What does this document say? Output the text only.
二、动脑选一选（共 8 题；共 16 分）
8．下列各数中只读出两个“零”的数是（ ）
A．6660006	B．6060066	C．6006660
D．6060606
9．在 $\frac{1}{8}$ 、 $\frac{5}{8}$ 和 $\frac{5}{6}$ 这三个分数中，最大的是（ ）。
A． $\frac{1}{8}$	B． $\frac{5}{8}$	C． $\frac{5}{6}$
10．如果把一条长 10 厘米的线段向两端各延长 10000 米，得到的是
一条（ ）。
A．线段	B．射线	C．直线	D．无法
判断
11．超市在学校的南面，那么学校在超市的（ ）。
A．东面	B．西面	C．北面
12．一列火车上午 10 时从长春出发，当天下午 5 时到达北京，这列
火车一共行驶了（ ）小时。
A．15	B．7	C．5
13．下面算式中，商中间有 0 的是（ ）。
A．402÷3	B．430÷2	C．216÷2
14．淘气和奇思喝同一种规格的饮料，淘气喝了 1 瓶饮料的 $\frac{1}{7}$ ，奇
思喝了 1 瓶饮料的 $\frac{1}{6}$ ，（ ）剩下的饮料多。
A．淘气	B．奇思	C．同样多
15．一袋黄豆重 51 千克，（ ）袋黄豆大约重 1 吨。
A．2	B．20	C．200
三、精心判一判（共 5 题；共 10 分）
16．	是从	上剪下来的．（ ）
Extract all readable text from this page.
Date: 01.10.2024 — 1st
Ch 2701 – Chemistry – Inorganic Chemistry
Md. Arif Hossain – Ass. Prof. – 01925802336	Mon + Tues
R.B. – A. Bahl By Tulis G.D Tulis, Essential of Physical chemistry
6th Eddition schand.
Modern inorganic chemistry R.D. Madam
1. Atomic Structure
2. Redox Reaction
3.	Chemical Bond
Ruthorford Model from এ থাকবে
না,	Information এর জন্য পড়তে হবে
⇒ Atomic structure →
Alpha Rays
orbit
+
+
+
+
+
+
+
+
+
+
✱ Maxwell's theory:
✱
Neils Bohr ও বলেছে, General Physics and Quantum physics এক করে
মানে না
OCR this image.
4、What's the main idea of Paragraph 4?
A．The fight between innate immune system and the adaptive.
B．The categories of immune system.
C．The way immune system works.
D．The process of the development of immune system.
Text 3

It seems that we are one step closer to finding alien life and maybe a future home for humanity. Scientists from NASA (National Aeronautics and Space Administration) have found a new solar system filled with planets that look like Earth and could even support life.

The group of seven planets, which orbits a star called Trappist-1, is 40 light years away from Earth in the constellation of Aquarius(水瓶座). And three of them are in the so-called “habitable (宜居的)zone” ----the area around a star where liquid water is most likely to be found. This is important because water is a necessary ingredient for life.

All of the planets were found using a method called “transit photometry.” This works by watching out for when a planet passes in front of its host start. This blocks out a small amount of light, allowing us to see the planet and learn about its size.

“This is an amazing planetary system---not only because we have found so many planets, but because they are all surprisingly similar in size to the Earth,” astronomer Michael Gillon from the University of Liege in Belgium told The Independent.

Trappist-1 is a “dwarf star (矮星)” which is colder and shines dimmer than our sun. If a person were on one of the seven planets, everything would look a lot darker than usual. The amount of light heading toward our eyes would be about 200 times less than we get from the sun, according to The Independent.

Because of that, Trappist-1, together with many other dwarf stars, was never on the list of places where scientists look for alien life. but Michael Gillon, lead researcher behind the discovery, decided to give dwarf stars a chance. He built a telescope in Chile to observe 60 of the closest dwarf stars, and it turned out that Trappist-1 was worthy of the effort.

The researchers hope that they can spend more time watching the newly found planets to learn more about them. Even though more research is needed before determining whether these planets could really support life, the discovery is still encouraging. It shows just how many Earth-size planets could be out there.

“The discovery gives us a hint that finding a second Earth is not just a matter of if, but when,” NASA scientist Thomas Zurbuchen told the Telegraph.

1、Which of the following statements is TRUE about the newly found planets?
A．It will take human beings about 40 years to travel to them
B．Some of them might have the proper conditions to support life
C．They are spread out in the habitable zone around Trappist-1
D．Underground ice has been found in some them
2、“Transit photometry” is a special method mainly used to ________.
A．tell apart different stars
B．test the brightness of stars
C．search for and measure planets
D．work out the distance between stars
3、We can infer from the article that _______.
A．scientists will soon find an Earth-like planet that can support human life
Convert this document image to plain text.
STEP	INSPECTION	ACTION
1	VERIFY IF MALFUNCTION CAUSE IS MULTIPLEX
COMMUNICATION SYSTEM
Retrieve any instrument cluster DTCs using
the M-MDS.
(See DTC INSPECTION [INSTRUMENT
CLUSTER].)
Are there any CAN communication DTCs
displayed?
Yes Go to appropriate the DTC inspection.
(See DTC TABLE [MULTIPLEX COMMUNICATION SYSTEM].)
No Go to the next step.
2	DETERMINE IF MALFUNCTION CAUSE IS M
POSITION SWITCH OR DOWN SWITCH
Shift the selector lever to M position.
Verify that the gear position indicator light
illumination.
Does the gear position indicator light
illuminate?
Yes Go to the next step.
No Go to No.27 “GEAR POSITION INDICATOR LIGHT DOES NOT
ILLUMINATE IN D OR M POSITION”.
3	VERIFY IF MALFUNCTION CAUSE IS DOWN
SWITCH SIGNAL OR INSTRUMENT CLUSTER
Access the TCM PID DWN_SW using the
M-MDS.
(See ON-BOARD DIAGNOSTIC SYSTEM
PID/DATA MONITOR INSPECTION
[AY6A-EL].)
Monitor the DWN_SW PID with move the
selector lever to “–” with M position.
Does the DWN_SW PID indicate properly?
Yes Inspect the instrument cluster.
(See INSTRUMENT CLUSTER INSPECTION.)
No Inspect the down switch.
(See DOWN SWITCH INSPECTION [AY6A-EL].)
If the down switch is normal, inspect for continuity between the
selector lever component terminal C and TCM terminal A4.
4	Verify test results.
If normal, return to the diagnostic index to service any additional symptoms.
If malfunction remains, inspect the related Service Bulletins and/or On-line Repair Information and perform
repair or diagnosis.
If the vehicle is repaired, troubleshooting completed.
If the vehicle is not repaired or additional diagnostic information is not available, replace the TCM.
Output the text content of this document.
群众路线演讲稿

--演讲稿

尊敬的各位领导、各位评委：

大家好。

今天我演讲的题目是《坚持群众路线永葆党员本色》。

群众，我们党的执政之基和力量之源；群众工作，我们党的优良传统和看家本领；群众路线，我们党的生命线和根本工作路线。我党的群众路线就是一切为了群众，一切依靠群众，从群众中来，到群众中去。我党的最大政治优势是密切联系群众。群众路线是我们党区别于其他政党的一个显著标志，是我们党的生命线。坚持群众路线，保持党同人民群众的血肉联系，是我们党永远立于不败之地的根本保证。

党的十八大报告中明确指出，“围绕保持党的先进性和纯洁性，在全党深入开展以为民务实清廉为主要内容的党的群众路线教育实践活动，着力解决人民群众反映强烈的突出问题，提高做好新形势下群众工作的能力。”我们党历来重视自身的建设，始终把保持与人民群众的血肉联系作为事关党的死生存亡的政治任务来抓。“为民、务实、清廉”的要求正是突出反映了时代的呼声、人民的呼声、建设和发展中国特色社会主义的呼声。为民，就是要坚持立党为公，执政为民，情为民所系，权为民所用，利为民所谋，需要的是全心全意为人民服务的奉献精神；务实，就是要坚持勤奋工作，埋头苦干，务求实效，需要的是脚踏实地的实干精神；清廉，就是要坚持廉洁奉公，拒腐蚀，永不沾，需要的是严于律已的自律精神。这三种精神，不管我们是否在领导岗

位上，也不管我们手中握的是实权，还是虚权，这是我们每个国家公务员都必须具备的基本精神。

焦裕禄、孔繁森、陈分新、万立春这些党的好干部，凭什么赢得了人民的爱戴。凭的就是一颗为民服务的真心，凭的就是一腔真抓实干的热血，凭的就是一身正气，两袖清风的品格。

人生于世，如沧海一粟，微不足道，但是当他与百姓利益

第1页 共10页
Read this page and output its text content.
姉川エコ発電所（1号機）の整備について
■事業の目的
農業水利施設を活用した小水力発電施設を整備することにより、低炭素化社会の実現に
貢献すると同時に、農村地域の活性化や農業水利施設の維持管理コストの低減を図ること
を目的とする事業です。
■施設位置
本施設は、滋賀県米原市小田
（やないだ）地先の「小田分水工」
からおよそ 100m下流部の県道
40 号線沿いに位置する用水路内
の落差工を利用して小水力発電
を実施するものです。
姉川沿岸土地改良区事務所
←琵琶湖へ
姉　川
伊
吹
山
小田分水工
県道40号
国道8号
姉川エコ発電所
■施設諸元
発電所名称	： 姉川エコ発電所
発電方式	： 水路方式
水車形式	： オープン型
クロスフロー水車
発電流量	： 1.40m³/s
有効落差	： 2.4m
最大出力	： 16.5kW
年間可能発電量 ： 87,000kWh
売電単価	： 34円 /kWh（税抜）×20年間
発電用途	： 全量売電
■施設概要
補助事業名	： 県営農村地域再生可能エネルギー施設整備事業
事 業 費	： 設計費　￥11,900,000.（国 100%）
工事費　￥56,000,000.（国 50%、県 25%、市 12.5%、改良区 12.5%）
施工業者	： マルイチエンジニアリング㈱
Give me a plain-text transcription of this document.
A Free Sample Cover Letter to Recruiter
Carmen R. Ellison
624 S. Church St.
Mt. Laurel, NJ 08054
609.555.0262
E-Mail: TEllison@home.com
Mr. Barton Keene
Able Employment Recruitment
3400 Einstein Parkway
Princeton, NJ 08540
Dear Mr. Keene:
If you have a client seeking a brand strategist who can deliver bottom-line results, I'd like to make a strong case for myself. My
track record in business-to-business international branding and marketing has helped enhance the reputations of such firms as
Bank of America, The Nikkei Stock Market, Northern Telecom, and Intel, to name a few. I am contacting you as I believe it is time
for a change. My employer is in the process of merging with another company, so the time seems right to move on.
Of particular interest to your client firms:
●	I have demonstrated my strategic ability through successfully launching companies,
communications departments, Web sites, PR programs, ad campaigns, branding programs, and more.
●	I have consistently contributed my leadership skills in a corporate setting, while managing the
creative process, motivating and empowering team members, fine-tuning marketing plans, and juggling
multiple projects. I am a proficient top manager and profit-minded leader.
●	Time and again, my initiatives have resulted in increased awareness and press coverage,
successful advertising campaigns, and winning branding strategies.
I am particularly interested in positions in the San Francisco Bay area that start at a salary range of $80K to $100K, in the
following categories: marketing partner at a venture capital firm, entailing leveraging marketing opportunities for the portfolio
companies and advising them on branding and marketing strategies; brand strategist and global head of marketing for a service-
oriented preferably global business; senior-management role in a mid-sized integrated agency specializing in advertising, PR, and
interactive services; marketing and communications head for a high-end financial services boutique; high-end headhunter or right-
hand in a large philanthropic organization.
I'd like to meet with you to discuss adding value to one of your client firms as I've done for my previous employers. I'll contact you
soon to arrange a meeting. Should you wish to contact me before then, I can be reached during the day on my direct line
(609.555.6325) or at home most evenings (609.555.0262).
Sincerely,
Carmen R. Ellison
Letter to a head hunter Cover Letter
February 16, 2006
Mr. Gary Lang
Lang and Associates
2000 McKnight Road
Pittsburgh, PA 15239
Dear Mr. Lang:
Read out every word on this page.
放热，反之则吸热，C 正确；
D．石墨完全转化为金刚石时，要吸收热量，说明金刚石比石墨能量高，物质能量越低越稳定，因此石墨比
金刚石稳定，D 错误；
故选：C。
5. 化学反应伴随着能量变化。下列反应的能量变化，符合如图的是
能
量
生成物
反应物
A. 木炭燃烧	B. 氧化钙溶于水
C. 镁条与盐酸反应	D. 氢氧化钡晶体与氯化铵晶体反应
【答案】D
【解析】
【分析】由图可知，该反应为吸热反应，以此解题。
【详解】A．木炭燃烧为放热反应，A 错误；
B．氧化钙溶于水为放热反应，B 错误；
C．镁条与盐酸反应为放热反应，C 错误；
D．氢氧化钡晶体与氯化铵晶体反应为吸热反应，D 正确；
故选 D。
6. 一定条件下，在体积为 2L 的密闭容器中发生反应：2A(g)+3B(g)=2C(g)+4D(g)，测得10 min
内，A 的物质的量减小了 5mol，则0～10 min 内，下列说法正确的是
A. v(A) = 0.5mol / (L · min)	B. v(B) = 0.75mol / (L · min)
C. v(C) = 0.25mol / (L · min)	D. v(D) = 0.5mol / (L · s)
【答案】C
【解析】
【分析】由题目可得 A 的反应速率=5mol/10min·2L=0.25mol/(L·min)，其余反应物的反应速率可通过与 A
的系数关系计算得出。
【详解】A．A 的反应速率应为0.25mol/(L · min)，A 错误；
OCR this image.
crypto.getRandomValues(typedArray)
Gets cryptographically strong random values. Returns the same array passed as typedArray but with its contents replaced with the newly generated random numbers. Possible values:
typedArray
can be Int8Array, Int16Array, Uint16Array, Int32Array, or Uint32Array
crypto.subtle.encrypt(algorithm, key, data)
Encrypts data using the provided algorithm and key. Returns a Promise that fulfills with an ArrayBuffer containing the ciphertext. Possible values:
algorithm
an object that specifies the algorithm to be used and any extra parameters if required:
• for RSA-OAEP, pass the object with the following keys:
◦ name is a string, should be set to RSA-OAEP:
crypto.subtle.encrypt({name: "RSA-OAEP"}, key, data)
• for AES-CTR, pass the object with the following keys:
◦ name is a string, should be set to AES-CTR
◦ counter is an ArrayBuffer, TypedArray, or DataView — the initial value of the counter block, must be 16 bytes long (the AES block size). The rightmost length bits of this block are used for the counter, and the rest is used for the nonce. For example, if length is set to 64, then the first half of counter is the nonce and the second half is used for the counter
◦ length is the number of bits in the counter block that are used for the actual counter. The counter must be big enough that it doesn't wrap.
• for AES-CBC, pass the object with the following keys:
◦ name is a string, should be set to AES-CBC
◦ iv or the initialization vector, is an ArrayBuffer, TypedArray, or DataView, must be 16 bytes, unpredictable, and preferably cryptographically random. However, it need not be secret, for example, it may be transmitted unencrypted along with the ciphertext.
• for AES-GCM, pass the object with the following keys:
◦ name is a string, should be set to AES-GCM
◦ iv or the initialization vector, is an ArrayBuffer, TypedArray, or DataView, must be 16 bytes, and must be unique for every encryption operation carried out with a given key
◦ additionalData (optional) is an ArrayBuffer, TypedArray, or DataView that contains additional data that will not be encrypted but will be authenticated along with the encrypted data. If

# Directions
Using the data above, copy each line that contains "there".

# Answer to the exercise
The researchers hope that they can spend more time watching the newly found planets to learn more about them. Even though more research is needed before determining whether these planets could really support life, the discovery is still encouraging. It shows just how many Earth-size planets could be out there.
Are there any CAN communication DTCs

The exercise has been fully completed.